[Stored data]
────

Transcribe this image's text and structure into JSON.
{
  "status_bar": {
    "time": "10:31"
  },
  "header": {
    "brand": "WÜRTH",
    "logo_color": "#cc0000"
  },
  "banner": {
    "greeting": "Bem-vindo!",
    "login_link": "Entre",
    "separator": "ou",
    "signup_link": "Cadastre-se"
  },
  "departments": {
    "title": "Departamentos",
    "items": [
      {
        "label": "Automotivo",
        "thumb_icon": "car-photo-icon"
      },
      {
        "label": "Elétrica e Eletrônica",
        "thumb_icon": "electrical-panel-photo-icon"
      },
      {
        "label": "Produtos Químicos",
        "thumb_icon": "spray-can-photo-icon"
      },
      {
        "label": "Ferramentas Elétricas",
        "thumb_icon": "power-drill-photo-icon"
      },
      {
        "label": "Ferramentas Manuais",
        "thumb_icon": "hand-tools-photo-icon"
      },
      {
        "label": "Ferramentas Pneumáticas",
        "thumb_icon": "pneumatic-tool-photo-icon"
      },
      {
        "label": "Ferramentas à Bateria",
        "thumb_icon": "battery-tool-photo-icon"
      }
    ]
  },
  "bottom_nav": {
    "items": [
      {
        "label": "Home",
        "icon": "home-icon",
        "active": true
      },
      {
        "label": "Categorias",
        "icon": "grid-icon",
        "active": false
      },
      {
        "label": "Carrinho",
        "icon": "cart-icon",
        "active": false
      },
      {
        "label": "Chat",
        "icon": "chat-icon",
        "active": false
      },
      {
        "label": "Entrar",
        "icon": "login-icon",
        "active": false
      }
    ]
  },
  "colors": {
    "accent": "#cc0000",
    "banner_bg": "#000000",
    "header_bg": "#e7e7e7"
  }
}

────

> _Work to do_
Give the number of lines in the material above that have the word "label" in them, and nothing more.

> _Reply to the exercise_
12